▶ **BLOK TEKS**
▶

MANOKWARI, JAGATPAPUA.com — Senator Papua barat Dr. Filep Wamafma menanggapi kontribusi BP Tangguh LNG untuk Tanah Papua yang dirilis pada Rabu (3/5/2023). Menurutnya, rilis yang disampaikan BP Tangguh tersebut merupakan respons terhadap pandangan publik terkait eksistensi perusahaan di tengah masyarakat Papua, khususnya di wilayah Bintuni.
“Sah-sah saja jika BP Tangguh menyampaikan hal tersebut. Namun saya pikir kita perlu cek fakta di lapangan. Klaim mengenai kesempatan kerja dan pengembangan ekonomi, apakah memang sesuai dengan fakta dan kondisi di lapangan. Jangan sampai ada pembohongan publik disana,” kata senator Papua Barat itu di tengah kunjungannya ke India.
“BP mengklaim tentang Angka Harapan Lama Sekolah yang naik 3 kali lipat sejak 2009, itu kan sama saja mendompleng program pemerintah. Apakah BP tidak punya program independen yang dibuat dari keuntungannya?” tanya Filep.
Lebih lanjut, Filep menilai, klaim soal serapan produk agrikultur dan laut oleh Tangguh Catering senilai 92 M, itu sangat kecil jika dibandingkan dengan keuntungan yang diperoleh Tangguh.
“Dari data yang saya dapat, produksi Gas Bumi Rata-rata Lapangan Tangguh tahun 2021 sebesar 1.312 MMSCFD, dan status per 14 Juni 2022 sebesar 1.162 MMSCFD. Proyek LNG Tangguh menghasilkan 7,6 juta ton LNG setiap tahunnya melalui Train 1 dan 2. Kemudian, saat ini juga sedang dikembangkan proyek Train 3, dengan estimasi nilai investasi sebesar USD 8,9 miliar dan akan menghasilkan 3,8 juta ton LNG per tahun. Maka bisa dibayangkan nilai keuntungannya, apalagi kontraknya diperpanjang. Jadi 92 M itu sangat sangat kecil,” tegas Filep.

◀

▶ **INFORMASI YANG DIBERIKAN**
▶

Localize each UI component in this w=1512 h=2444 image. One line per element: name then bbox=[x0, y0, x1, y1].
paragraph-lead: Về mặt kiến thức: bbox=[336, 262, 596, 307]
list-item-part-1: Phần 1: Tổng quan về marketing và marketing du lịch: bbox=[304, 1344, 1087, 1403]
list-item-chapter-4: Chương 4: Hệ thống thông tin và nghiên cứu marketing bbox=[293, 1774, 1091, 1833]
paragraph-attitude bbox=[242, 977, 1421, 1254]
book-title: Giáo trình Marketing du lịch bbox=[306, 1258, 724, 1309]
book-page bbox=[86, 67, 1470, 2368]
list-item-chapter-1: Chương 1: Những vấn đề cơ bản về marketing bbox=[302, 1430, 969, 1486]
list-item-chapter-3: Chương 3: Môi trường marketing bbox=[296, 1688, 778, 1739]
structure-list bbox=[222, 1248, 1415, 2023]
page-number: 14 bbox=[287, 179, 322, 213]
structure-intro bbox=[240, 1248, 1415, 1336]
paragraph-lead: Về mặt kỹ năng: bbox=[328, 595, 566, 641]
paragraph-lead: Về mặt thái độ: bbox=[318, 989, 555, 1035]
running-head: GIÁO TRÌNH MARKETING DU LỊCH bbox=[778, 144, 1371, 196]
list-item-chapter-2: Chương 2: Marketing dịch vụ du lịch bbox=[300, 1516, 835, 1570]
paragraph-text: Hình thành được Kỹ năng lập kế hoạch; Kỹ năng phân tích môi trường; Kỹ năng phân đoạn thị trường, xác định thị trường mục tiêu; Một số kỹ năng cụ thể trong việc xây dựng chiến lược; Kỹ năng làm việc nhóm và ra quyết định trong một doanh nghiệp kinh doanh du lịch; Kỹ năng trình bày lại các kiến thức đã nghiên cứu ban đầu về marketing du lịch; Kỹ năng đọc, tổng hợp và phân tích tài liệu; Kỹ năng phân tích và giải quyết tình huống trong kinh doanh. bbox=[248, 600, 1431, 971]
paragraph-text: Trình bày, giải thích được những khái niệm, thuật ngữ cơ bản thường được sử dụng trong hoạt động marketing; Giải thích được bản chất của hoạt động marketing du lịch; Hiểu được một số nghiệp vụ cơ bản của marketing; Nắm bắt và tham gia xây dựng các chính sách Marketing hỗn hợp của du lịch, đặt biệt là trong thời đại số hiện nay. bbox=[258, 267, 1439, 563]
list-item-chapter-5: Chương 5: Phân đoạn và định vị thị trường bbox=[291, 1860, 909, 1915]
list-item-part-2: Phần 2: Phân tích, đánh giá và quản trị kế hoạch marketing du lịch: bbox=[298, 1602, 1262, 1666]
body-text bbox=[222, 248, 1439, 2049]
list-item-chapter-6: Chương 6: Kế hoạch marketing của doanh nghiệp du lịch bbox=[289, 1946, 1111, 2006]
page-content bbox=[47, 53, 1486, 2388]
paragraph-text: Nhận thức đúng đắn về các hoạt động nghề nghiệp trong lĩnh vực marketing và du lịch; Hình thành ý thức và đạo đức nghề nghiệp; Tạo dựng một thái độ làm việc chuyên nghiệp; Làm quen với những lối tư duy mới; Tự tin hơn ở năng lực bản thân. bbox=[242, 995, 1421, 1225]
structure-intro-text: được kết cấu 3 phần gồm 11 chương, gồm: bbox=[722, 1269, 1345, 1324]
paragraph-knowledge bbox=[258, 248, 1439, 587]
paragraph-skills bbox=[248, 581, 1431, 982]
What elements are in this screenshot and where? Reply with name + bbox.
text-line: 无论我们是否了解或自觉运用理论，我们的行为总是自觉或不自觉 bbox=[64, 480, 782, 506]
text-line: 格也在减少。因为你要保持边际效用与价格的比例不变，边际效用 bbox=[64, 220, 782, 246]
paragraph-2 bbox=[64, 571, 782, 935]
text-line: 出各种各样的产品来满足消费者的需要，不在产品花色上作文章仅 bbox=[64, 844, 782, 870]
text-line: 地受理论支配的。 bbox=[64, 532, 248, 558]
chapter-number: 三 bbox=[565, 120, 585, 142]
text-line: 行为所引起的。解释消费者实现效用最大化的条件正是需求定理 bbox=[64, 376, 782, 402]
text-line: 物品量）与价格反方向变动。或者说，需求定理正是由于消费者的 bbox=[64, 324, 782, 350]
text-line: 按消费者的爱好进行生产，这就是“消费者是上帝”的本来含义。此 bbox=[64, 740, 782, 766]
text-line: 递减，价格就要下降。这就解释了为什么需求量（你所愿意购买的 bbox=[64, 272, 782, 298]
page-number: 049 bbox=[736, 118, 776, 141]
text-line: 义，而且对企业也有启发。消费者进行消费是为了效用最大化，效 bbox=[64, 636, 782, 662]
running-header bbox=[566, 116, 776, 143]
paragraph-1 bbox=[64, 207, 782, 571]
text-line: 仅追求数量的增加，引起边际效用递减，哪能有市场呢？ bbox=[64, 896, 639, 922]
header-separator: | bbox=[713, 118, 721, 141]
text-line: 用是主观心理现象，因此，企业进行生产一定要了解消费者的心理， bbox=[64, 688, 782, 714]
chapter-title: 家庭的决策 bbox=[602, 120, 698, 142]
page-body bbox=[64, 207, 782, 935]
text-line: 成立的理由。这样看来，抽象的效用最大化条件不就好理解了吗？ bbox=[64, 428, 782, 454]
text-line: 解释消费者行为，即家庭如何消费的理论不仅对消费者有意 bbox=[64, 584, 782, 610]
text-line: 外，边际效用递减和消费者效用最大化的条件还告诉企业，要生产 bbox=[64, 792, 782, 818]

◀

▶ **TUGAS YANG DIKERJAKAN**
1. Tulis ulang seluruh bagian teks tentang BP Tangguh dari "MANOKWARI, JAGATPAPUA.com —" hingga "kunjungannya ke India.", dengan mengganti "publik" menjadi "masyarakat".
2. Jawablah pertanyaan berikut berdasarkan teks tentang BP Tangguh.
(a) Pada hari dan tanggal berapa kontribusi BP Tangguh LNG untuk Tanah Papua dirilis?
(b) Berapa nilai serapan produk agrikultur dan laut oleh Tangguh Catering?
(c) Berapa estimasi nilai investasi proyek Train 3?
Data tersebut tidak diperlukan untuk pengerjaan.

▶ **KUMPULAN JAWABAN**
1.
MANOKWARI, JAGATPAPUA.com — Senator Papua barat Dr. Filep Wamafma menanggapi kontribusi BP Tangguh LNG untuk Tanah Papua yang dirilis pada Rabu (3/5/2023). Menurutnya, rilis yang disampaikan BP Tangguh tersebut merupakan respons terhadap pandangan masyarakat terkait eksistensi perusahaan di tengah masyarakat Papua, khususnya di wilayah Bintuni.
“Sah-sah saja jika BP Tangguh menyampaikan hal tersebut. Namun saya pikir kita perlu cek fakta di lapangan. Klaim mengenai kesempatan kerja dan pengembangan ekonomi, apakah memang sesuai dengan fakta dan kondisi di lapangan. Jangan sampai ada pembohongan masyarakat disana,” kata senator Papua Barat itu di tengah kunjungannya ke India.

2.
(a) Rabu (3/5/2023).
(b) 92 M.
(c) USD 8,9 miliar.